** START **
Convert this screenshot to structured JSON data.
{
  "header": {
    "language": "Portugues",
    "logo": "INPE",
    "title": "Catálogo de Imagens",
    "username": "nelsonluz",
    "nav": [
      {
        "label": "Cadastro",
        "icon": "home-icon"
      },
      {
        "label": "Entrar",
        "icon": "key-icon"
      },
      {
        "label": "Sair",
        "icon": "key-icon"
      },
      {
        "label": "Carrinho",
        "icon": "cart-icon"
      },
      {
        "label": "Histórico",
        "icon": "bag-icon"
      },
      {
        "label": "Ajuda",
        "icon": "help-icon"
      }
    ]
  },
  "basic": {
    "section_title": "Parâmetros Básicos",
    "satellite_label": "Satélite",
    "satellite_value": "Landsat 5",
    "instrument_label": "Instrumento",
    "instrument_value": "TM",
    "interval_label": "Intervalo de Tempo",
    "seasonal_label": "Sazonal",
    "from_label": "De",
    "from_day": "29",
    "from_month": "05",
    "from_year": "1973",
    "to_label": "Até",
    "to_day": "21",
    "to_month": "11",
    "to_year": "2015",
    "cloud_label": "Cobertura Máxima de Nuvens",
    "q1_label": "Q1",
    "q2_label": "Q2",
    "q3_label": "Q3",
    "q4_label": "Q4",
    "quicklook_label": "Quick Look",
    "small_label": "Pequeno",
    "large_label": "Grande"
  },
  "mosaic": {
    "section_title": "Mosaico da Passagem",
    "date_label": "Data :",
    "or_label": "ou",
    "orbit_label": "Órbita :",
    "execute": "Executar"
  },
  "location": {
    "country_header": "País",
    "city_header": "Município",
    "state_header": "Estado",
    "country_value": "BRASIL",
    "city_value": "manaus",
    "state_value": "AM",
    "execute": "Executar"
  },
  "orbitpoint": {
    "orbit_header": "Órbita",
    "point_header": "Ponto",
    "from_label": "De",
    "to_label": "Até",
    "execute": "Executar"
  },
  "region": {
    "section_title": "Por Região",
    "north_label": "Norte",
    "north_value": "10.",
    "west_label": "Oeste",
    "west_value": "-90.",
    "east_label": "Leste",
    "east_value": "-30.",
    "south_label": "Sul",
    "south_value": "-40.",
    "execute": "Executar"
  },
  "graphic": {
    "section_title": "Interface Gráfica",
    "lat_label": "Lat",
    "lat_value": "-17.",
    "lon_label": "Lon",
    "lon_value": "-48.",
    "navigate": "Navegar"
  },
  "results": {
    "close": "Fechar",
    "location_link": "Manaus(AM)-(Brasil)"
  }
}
** END **
Work instructions.
Return each line of the data exactly as written above.

Written reply.
Convert this screenshot to structured JSON data.
{
  "header": {
    "language": "Portugues",
    "logo": "INPE",
    "title": "Catálogo de Imagens",
    "username": "nelsonluz",
    "nav": [
      {
        "label": "Cadastro",
        "icon": "home-icon"
      },
      {
        "label": "Entrar",
        "icon": "key-icon"
      },
      {
        "label": "Sair",
        "icon": "key-icon"
      },
      {
        "label": "Carrinho",
        "icon": "cart-icon"
      },
      {
        "label": "Histórico",
        "icon": "bag-icon"
      },
      {
        "label": "Ajuda",
        "icon": "help-icon"
      }
    ]
  },
  "basic": {
    "section_title": "Parâmetros Básicos",
    "satellite_label": "Satélite",
    "satellite_value": "Landsat 5",
    "instrument_label": "Instrumento",
    "instrument_value": "TM",
    "interval_label": "Intervalo de Tempo",
    "seasonal_label": "Sazonal",
    "from_label": "De",
    "from_day": "29",
    "from_month": "05",
    "from_year": "1973",
    "to_label": "Até",
    "to_day": "21",
    "to_month": "11",
    "to_year": "2015",
    "cloud_label": "Cobertura Máxima de Nuvens",
    "q1_label": "Q1",
    "q2_label": "Q2",
    "q3_label": "Q3",
    "q4_label": "Q4",
    "quicklook_label": "Quick Look",
    "small_label": "Pequeno",
    "large_label": "Grande"
  },
  "mosaic": {
    "section_title": "Mosaico da Passagem",
    "date_label": "Data :",
    "or_label": "ou",
    "orbit_label": "Órbita :",
    "execute": "Executar"
  },
  "location": {
    "country_header": "País",
    "city_header": "Município",
    "state_header": "Estado",
    "country_value": "BRASIL",
    "city_value": "manaus",
    "state_value": "AM",
    "execute": "Executar"
  },
  "orbitpoint": {
    "orbit_header": "Órbita",
    "point_header": "Ponto",
    "from_label": "De",
    "to_label": "Até",
    "execute": "Executar"
  },
  "region": {
    "section_title": "Por Região",
    "north_label": "Norte",
    "north_value": "10.",
    "west_label": "Oeste",
    "west_value": "-90.",
    "east_label": "Leste",
    "east_value": "-30.",
    "south_label": "Sul",
    "south_value": "-40.",
    "execute": "Executar"
  },
  "graphic": {
    "section_title": "Interface Gráfica",
    "lat_label": "Lat",
    "lat_value": "-17.",
    "lon_label": "Lon",
    "lon_value": "-48.",
    "navigate": "Navegar"
  },
  "results": {
    "close": "Fechar",
    "location_link": "Manaus(AM)-(Brasil)"
  }
}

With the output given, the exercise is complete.